* **RECORDS FOR THIS EXERCISE**:
##############################

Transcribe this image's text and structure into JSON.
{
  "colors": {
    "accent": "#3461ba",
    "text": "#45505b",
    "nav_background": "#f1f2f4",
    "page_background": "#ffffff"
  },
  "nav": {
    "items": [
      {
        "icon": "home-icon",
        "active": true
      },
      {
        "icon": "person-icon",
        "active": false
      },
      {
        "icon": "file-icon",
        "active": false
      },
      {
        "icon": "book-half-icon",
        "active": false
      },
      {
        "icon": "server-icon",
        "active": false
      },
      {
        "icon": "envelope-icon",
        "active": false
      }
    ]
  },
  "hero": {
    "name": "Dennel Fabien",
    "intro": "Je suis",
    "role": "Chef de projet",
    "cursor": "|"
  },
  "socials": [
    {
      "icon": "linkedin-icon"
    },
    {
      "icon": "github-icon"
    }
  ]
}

##############################

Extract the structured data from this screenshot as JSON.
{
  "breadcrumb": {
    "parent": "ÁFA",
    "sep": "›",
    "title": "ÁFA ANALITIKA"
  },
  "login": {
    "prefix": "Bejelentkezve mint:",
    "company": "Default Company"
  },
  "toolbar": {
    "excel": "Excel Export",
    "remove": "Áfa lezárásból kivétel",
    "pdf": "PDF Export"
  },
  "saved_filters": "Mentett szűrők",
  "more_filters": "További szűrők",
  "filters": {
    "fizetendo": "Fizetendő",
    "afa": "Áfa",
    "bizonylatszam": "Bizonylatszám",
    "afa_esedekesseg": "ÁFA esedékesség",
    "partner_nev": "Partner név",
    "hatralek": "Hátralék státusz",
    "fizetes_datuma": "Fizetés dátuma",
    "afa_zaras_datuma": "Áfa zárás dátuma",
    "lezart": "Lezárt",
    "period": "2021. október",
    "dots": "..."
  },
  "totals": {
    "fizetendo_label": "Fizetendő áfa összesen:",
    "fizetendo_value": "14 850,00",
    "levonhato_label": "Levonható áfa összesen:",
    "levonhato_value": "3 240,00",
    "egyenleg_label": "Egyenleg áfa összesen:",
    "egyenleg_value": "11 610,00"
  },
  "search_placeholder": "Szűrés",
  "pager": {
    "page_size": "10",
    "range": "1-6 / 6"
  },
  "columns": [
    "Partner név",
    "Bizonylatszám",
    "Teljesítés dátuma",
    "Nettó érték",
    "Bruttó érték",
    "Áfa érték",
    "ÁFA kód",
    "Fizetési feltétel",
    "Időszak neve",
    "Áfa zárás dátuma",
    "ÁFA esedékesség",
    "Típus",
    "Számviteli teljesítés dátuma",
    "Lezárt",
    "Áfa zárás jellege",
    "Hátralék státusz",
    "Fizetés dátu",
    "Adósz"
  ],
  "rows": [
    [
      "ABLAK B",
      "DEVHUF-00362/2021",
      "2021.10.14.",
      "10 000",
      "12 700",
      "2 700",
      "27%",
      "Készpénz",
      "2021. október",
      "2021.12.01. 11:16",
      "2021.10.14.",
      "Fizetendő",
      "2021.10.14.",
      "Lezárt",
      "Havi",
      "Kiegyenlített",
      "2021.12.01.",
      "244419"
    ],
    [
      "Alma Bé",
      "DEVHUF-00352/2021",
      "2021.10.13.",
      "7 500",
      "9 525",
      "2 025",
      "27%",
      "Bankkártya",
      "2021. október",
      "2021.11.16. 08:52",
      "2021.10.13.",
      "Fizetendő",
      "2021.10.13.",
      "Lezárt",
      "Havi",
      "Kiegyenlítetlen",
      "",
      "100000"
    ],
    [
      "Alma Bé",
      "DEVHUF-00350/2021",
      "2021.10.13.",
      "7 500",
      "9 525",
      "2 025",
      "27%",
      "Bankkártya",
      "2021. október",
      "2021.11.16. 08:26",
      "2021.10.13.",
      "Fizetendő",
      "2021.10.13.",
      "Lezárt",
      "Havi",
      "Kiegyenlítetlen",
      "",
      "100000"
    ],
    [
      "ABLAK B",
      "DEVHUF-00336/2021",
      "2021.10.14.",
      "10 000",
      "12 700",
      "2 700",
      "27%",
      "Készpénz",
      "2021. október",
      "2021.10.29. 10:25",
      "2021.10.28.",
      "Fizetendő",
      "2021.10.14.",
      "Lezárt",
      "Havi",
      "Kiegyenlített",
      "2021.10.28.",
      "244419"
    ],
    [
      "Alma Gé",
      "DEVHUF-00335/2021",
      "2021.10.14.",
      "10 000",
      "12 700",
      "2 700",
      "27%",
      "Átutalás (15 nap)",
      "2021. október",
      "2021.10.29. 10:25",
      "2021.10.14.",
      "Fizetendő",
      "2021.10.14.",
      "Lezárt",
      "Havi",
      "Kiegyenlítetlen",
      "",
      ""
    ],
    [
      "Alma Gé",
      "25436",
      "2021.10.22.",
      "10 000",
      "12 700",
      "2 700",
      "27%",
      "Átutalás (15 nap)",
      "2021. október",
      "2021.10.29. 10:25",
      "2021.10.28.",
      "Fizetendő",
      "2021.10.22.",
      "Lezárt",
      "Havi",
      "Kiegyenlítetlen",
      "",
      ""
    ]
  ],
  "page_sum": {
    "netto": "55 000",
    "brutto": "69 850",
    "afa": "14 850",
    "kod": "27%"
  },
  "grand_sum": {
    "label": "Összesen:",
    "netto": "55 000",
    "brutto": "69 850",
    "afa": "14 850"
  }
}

##############################

* **TASK TO COMPLETE**: Pull out all lines from the listing that contain the string "icon".

* **ANSWER TO THE PROBLEM**:
        "icon": "home-icon",
        "icon": "person-icon",
        "icon": "file-icon",
        "icon": "book-half-icon",
        "icon": "server-icon",
        "icon": "envelope-icon",
      "icon": "linkedin-icon"
      "icon": "github-icon"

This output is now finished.